=== Provided information ===

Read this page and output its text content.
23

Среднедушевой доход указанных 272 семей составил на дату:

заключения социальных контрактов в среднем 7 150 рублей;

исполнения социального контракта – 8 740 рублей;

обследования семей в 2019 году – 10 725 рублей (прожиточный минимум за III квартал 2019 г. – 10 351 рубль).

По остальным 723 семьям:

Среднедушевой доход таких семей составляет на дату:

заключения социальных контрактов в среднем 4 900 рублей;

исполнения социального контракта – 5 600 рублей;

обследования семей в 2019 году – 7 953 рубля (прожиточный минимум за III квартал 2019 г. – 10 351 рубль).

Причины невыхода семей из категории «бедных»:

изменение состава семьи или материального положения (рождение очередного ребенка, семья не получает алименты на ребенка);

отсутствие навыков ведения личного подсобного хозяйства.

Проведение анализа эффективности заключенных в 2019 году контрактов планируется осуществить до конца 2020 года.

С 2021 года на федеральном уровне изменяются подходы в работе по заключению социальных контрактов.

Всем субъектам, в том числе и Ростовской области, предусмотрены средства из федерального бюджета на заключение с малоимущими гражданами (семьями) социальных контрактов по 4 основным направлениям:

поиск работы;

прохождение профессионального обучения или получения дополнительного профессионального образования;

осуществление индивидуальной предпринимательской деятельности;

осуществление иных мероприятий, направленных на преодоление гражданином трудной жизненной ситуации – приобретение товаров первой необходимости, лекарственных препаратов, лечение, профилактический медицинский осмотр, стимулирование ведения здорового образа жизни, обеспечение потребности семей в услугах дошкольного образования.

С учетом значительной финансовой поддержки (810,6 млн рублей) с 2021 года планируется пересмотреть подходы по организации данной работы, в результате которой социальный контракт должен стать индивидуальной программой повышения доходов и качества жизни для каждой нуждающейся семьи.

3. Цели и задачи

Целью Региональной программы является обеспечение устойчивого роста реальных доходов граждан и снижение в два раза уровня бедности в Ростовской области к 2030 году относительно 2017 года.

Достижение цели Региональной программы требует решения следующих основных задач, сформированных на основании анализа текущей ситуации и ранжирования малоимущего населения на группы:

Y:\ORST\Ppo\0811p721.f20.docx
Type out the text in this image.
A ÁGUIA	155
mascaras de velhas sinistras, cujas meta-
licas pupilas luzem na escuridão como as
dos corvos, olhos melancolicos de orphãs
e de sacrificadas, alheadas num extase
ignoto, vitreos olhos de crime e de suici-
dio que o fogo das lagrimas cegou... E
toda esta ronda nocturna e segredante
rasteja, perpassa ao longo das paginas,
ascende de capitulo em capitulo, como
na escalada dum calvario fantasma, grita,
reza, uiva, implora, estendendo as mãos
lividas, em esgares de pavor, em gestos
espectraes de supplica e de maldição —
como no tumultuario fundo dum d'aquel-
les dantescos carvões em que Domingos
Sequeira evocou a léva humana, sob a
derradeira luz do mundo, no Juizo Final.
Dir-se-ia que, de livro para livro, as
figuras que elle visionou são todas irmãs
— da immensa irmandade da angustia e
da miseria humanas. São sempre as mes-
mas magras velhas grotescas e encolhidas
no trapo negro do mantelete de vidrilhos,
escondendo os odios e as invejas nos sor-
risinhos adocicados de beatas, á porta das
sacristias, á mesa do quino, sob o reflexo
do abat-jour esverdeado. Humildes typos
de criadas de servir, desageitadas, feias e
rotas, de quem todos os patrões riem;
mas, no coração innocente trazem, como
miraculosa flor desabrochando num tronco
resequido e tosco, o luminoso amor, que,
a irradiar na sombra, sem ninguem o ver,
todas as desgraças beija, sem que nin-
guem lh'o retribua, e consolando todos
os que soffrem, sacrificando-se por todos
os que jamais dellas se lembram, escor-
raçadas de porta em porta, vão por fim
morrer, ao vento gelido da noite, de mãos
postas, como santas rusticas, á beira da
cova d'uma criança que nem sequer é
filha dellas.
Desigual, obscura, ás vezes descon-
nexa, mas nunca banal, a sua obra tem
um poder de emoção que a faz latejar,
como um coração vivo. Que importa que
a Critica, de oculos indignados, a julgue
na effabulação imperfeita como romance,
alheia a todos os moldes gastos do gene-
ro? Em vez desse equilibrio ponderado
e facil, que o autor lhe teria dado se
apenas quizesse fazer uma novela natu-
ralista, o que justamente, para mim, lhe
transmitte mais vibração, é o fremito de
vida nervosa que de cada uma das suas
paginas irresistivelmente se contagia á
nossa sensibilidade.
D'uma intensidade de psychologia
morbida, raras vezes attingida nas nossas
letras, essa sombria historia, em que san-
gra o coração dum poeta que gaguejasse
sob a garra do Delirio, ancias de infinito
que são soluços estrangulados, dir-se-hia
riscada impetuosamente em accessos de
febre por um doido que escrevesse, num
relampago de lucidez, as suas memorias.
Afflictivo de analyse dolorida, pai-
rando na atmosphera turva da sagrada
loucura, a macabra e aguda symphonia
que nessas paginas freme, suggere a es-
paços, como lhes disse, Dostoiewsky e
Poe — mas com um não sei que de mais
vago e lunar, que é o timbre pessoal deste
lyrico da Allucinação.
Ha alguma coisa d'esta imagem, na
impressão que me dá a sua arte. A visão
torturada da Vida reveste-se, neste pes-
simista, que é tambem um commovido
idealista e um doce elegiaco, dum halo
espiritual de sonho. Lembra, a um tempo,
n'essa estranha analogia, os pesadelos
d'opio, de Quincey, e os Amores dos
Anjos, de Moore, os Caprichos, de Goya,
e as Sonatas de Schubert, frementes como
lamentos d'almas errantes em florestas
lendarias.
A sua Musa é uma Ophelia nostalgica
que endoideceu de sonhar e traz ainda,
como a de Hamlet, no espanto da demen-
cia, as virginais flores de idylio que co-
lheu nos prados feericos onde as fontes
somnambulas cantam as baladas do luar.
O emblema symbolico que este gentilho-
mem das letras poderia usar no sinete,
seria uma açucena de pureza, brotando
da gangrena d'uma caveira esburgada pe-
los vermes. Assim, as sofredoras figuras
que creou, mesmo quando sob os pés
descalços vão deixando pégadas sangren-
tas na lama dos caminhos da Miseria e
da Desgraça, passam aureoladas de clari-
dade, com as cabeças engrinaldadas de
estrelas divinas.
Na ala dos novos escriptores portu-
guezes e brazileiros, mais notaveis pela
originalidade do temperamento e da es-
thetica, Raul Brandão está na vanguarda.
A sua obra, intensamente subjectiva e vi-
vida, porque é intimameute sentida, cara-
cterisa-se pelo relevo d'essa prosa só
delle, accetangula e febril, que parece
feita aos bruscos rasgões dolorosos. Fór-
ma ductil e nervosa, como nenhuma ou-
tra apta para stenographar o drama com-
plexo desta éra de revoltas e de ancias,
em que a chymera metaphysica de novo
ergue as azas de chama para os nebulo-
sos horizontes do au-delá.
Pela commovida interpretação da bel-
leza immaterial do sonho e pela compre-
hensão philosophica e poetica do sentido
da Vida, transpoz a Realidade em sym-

===

### [Required task]
Determine how many lines in the data above contain the string "paginas". Give nothing except the number.

### [Exercise solution]
3